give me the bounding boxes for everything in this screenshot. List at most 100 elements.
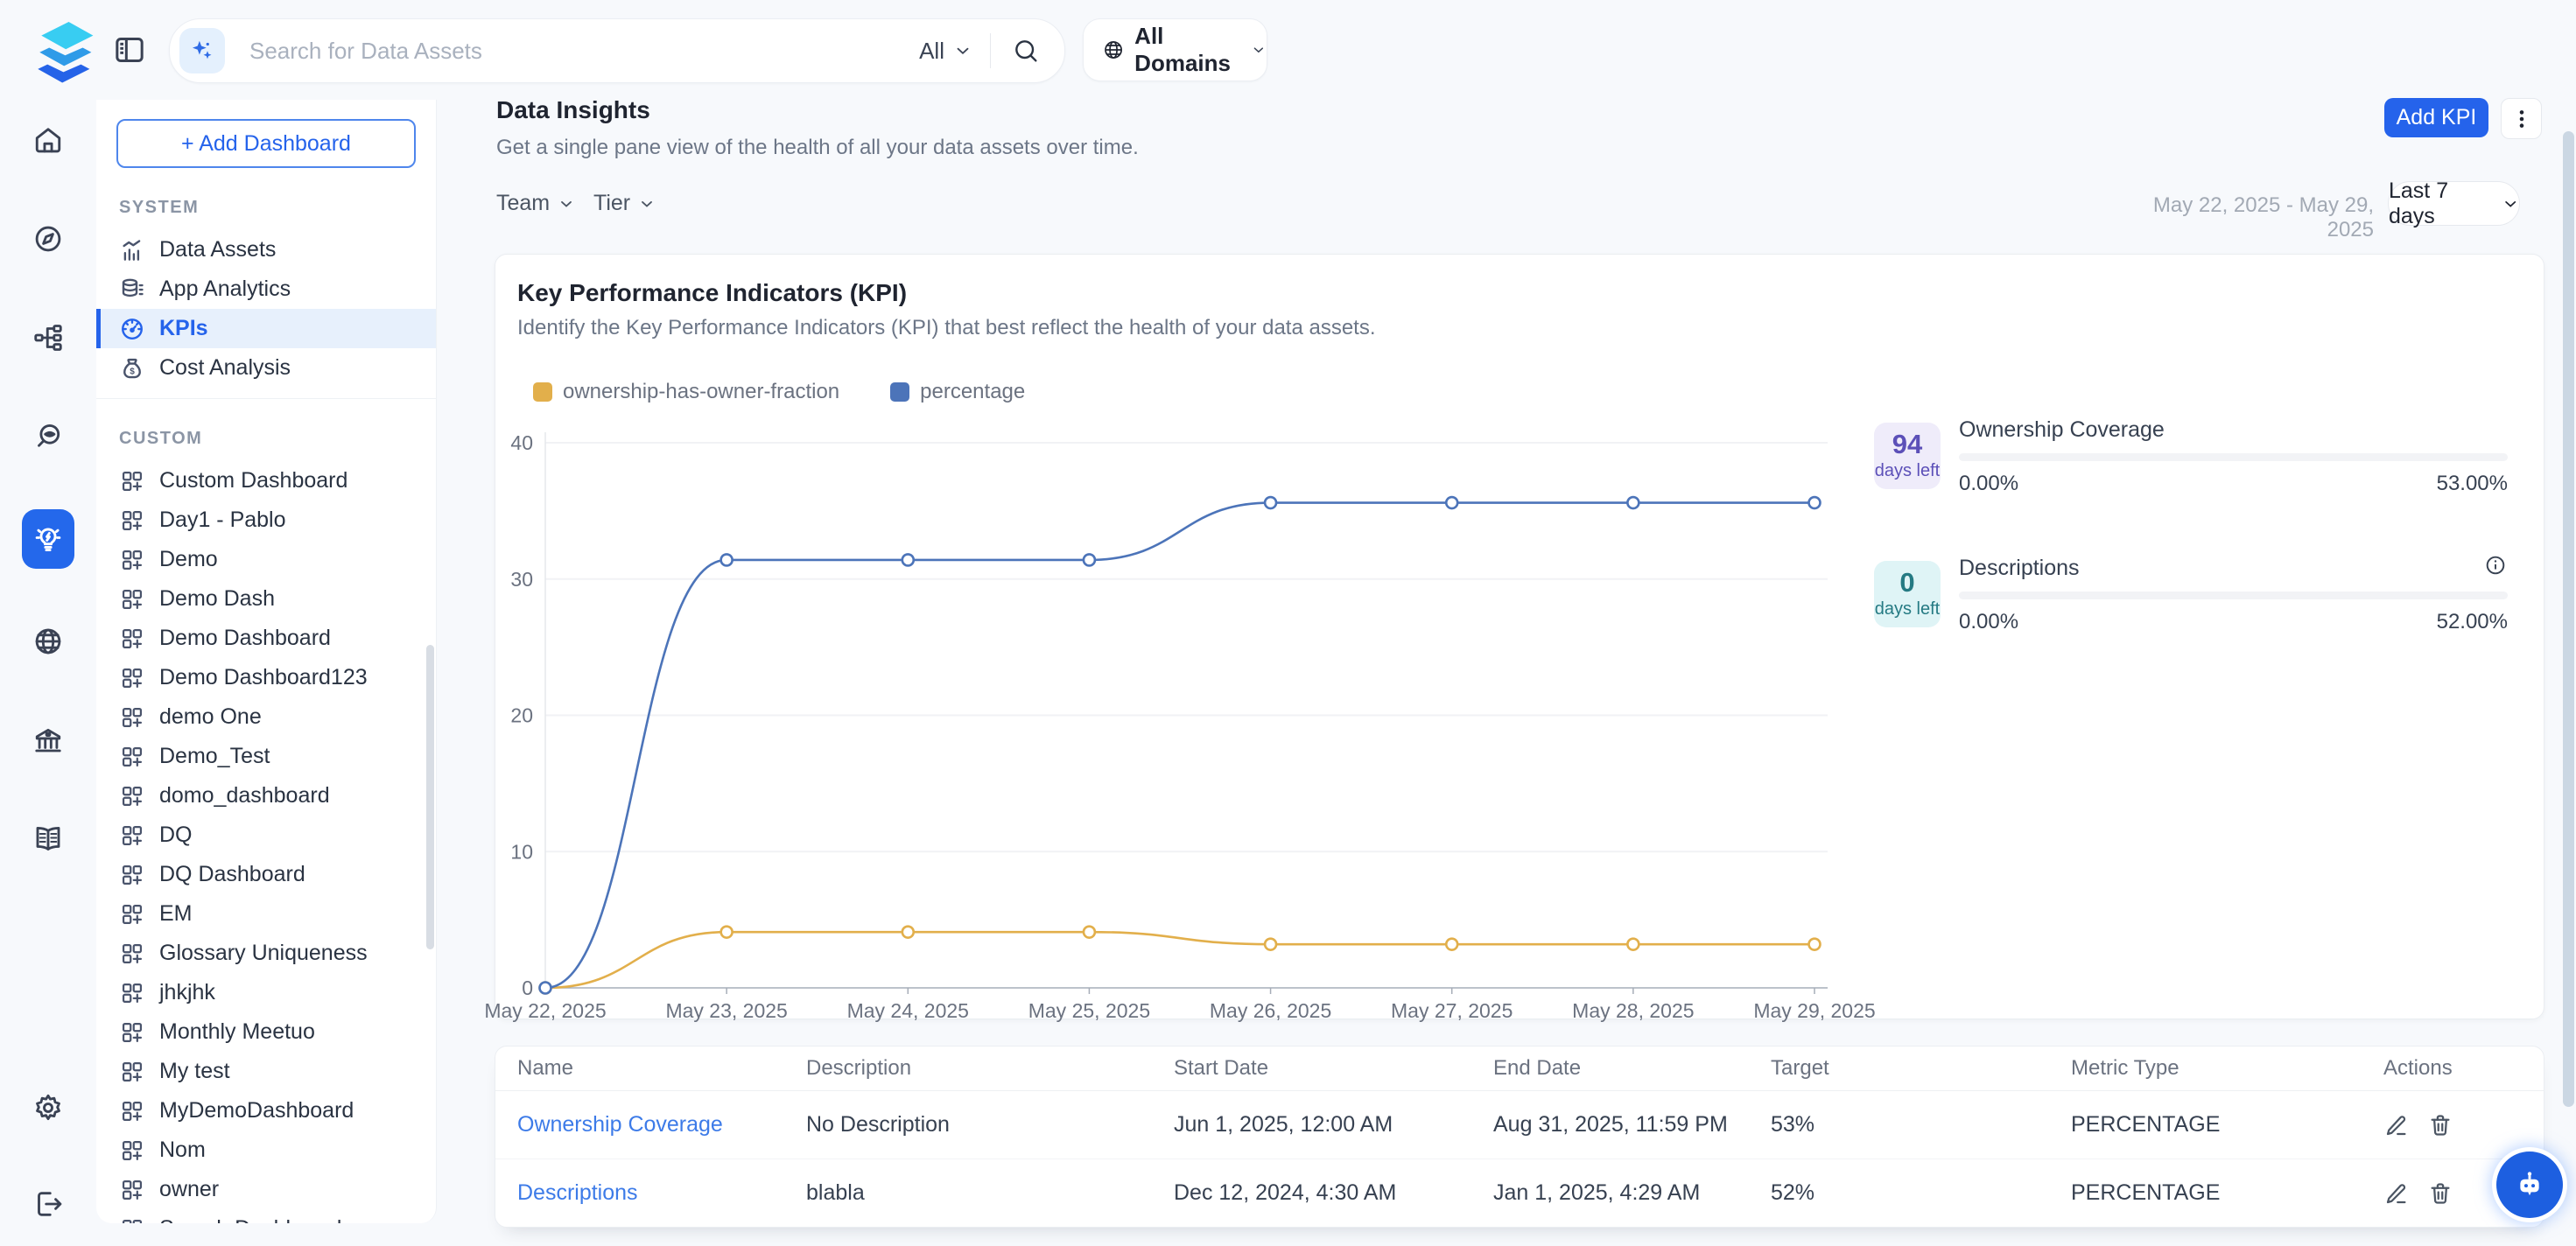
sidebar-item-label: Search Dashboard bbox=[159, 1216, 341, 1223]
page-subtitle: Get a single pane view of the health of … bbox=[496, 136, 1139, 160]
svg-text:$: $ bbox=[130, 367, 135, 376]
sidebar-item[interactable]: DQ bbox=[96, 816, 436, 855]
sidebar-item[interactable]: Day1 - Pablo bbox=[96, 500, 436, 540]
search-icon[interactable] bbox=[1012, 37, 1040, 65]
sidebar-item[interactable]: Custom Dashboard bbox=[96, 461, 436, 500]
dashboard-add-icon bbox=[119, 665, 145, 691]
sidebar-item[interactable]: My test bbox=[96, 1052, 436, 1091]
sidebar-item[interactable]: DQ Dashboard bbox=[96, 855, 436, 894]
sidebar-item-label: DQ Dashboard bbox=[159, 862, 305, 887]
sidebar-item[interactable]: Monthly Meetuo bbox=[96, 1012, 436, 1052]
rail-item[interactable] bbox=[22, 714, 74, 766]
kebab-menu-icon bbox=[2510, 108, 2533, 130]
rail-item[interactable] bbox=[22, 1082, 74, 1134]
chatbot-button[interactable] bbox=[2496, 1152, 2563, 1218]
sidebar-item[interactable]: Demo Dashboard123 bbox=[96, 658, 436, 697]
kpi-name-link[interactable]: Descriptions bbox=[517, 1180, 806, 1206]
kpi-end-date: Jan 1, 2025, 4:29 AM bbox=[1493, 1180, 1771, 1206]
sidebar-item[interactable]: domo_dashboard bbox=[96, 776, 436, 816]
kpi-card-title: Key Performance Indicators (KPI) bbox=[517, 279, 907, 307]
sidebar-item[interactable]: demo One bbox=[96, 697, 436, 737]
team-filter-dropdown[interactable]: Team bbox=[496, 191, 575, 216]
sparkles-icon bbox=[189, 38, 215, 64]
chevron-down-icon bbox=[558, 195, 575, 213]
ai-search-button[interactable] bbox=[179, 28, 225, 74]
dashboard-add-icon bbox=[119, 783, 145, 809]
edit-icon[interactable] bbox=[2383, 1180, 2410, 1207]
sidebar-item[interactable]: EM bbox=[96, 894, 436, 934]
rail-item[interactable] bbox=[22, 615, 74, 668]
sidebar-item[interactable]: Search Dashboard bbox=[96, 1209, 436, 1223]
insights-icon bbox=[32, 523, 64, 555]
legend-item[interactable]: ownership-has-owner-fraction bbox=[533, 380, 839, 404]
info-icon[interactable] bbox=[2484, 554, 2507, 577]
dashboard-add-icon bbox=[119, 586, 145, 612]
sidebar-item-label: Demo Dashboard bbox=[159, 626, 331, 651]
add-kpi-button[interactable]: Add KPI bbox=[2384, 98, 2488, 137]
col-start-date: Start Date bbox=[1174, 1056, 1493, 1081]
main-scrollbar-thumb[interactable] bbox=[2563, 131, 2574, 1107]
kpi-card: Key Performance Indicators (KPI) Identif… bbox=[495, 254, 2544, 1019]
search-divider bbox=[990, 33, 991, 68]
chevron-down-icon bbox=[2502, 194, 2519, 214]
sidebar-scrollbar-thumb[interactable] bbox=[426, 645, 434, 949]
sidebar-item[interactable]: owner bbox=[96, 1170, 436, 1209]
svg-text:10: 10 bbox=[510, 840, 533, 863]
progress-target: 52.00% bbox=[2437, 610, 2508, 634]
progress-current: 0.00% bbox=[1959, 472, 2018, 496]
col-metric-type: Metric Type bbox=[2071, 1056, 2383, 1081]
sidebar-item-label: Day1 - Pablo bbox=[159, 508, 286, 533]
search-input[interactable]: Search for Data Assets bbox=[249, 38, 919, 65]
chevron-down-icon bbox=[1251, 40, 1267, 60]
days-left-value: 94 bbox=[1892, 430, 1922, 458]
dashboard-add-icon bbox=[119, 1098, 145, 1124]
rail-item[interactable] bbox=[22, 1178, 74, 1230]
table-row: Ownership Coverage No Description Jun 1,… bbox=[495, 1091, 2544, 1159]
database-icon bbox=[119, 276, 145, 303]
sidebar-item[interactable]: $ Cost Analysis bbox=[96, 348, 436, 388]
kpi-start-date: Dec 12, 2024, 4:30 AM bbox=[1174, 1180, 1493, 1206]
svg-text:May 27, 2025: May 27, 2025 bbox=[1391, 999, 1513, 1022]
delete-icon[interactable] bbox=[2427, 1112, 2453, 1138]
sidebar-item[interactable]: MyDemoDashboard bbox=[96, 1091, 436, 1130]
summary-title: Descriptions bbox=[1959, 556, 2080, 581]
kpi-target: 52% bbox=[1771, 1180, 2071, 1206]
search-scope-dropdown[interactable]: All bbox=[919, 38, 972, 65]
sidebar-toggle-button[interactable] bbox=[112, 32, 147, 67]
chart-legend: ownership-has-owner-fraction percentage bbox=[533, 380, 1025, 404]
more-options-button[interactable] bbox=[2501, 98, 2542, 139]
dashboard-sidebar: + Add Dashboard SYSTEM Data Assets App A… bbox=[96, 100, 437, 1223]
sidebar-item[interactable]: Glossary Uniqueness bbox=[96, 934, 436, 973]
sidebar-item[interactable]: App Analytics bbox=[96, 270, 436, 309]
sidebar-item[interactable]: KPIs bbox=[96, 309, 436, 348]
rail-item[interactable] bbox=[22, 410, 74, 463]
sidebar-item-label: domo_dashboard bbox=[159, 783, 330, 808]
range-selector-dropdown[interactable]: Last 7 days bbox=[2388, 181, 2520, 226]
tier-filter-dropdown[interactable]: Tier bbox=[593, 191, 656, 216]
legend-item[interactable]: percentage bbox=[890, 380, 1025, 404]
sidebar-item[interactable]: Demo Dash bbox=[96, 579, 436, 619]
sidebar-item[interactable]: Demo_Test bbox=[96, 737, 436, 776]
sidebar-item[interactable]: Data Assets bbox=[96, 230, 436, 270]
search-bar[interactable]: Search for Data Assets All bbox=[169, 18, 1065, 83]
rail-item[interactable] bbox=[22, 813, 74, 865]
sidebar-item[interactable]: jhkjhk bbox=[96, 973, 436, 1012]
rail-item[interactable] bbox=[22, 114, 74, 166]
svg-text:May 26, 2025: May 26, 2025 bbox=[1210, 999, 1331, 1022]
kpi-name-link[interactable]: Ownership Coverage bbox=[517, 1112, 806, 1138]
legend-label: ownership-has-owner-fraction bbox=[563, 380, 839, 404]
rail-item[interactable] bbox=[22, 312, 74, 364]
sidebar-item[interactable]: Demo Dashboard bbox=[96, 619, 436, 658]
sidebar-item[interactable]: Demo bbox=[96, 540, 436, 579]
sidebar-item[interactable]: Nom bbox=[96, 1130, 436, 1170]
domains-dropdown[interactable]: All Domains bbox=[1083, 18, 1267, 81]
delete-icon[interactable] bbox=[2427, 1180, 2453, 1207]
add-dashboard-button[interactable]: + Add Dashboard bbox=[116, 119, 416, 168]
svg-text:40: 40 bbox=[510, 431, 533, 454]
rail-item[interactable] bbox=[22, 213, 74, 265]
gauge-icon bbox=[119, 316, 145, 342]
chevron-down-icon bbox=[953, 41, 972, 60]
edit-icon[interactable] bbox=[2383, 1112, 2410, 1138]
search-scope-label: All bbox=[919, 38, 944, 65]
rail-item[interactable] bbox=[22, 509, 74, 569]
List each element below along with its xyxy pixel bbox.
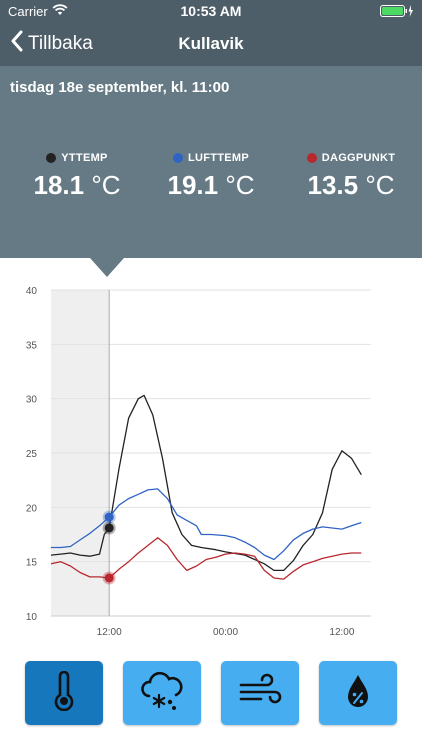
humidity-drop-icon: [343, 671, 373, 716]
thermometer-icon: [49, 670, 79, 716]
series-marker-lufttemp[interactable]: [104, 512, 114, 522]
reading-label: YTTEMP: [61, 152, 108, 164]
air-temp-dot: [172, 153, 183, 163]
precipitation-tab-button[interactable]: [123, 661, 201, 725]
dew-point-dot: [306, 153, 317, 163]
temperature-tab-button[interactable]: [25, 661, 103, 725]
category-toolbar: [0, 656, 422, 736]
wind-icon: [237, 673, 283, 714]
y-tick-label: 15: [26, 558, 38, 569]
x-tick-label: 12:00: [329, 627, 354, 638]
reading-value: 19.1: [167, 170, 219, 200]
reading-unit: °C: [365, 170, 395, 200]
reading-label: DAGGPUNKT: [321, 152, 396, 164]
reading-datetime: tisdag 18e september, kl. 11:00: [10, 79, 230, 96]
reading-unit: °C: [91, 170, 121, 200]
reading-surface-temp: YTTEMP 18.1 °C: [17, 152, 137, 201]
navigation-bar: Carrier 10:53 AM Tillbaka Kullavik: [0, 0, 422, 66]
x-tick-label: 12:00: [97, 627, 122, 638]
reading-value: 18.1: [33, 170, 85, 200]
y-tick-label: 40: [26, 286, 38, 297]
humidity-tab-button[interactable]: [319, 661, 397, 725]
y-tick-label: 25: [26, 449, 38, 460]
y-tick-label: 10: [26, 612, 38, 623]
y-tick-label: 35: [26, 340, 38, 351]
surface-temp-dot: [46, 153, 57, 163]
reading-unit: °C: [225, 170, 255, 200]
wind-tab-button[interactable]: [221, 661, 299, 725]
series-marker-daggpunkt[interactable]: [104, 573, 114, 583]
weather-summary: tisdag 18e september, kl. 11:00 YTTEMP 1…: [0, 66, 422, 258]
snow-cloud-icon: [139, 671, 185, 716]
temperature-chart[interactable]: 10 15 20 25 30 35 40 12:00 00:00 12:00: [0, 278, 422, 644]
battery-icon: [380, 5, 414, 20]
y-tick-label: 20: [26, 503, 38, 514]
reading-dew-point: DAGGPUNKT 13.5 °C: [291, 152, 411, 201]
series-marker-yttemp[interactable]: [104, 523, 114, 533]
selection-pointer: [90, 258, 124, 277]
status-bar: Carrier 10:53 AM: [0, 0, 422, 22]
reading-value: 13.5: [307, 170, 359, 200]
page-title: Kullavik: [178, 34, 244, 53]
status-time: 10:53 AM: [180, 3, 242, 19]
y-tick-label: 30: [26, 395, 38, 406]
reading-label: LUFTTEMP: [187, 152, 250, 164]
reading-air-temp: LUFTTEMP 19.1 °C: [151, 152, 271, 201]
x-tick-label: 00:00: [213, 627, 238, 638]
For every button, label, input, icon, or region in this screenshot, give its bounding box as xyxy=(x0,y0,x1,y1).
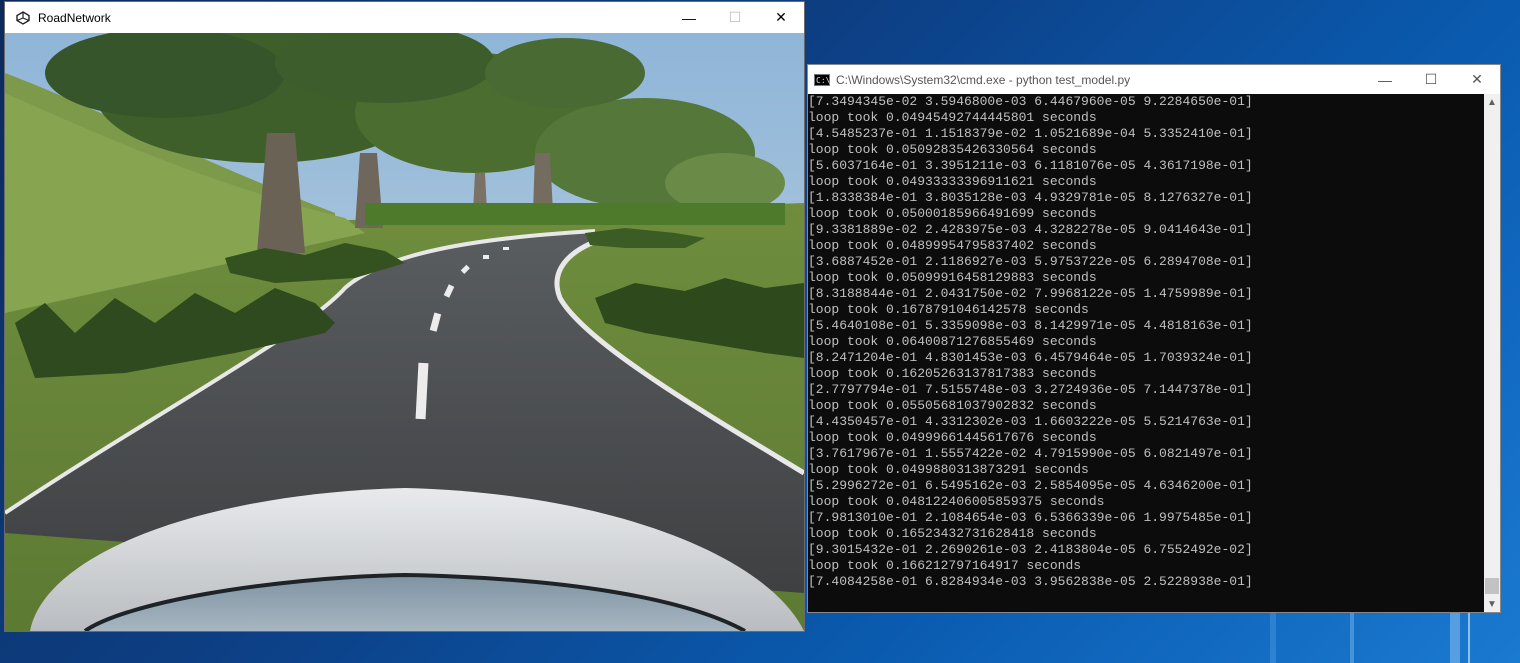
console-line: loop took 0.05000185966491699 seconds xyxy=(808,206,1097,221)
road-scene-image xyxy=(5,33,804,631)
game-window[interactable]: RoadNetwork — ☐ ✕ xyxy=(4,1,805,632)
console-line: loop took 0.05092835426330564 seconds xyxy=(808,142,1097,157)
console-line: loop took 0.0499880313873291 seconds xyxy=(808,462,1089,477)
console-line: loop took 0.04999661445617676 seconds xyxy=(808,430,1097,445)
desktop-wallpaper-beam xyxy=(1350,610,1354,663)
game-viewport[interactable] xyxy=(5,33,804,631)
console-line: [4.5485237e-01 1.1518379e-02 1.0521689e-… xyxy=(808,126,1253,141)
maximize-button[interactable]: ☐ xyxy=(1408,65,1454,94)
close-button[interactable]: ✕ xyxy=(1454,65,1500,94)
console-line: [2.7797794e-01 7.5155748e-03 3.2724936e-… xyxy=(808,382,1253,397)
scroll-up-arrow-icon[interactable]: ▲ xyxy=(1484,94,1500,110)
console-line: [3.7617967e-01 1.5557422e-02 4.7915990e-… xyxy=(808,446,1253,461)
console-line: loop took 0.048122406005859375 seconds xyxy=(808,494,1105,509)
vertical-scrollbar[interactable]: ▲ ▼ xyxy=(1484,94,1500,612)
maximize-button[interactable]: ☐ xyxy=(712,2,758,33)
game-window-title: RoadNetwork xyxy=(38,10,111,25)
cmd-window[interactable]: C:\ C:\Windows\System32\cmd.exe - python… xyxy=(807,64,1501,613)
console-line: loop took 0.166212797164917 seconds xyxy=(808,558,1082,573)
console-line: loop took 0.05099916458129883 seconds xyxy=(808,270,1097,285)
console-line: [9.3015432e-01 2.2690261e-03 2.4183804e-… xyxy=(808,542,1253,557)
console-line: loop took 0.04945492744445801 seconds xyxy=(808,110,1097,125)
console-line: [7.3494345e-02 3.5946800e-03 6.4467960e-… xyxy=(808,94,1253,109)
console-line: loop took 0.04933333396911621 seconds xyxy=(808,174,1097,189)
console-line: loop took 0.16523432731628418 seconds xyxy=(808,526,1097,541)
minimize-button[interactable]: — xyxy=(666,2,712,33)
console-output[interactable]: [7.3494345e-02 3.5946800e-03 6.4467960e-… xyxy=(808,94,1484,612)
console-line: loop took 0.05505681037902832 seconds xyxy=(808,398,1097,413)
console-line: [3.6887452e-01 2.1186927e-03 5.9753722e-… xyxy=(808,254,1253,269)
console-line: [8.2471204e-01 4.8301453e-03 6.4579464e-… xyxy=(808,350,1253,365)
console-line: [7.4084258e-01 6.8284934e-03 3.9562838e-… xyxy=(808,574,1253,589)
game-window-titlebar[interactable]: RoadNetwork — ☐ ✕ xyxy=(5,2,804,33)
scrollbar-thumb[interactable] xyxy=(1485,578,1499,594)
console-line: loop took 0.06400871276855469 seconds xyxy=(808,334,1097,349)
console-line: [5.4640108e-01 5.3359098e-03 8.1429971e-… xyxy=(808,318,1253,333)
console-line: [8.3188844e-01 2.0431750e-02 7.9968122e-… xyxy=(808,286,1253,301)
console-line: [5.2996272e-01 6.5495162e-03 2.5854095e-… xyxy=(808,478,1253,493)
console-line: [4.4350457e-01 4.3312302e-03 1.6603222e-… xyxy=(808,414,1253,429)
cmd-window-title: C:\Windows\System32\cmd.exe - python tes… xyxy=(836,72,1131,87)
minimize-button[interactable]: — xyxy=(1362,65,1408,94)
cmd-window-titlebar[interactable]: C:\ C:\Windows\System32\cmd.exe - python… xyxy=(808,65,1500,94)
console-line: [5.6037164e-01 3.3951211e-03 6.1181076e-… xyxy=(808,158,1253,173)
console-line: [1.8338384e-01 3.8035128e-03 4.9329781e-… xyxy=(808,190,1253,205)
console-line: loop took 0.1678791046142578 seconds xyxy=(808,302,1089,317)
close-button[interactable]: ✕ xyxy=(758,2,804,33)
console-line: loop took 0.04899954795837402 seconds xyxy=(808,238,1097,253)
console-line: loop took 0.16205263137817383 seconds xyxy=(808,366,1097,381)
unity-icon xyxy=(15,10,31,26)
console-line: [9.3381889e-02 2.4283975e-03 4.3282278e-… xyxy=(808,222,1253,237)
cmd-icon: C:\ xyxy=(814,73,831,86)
☆ ☆ ☆ ☆
__DIRECTIVE__
Reproduce the lines of the material from the line with "humidity-drop-icon: [343, 671, 373, 716]" through the line with "y-tick-label: 35: [26, 340, 38, 351]", including both of those lines.

__EXPECTED ANSWER__
humidity-drop-icon: [343, 671, 373, 716]
thermometer-icon: [49, 670, 79, 716]
series-marker-lufttemp[interactable]: [104, 512, 114, 522]
reading-label: YTTEMP: [61, 152, 108, 164]
air-temp-dot: [172, 153, 183, 163]
precipitation-tab-button[interactable]: [123, 661, 201, 725]
dew-point-dot: [306, 153, 317, 163]
temperature-tab-button[interactable]: [25, 661, 103, 725]
category-toolbar: [0, 656, 422, 736]
wind-icon: [237, 673, 283, 714]
y-tick-label: 15: [26, 558, 38, 569]
x-tick-label: 12:00: [329, 627, 354, 638]
reading-value: 19.1: [167, 170, 219, 200]
reading-unit: °C: [365, 170, 395, 200]
reading-label: DAGGPUNKT: [321, 152, 396, 164]
reading-datetime: tisdag 18e september, kl. 11:00: [10, 79, 230, 96]
reading-unit: °C: [91, 170, 121, 200]
reading-surface-temp: YTTEMP 18.1 °C: [17, 152, 137, 201]
navigation-bar: Carrier 10:53 AM Tillbaka Kullavik: [0, 0, 422, 66]
x-tick-label: 12:00: [97, 627, 122, 638]
reading-value: 18.1: [33, 170, 85, 200]
y-tick-label: 40: [26, 286, 38, 297]
humidity-tab-button[interactable]: [319, 661, 397, 725]
y-tick-label: 25: [26, 449, 38, 460]
y-tick-label: 10: [26, 612, 38, 623]
y-tick-label: 35: [26, 340, 38, 351]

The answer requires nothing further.